_Requirement_: Output the records. Match them exactly.

_Provided material_:
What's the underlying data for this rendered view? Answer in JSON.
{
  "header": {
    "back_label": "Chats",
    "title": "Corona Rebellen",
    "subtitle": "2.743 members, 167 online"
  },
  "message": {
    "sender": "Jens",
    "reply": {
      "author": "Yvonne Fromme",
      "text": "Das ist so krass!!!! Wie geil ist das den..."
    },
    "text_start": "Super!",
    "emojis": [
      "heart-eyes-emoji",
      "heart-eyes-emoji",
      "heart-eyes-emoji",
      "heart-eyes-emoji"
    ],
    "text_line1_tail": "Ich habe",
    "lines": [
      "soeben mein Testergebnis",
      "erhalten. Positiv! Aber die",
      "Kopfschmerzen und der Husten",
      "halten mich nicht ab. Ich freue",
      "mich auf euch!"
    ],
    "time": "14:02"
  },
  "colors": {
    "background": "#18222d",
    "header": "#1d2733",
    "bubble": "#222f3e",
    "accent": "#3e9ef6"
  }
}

_Response_:
What's the underlying data for this rendered view? Answer in JSON.
{
  "header": {
    "back_label": "Chats",
    "title": "Corona Rebellen",
    "subtitle": "2.743 members, 167 online"
  },
  "message": {
    "sender": "Jens",
    "reply": {
      "author": "Yvonne Fromme",
      "text": "Das ist so krass!!!! Wie geil ist das den..."
    },
    "text_start": "Super!",
    "emojis": [
      "heart-eyes-emoji",
      "heart-eyes-emoji",
      "heart-eyes-emoji",
      "heart-eyes-emoji"
    ],
    "text_line1_tail": "Ich habe",
    "lines": [
      "soeben mein Testergebnis",
      "erhalten. Positiv! Aber die",
      "Kopfschmerzen und der Husten",
      "halten mich nicht ab. Ich freue",
      "mich auf euch!"
    ],
    "time": "14:02"
  },
  "colors": {
    "background": "#18222d",
    "header": "#1d2733",
    "bubble": "#222f3e",
    "accent": "#3e9ef6"
  }
}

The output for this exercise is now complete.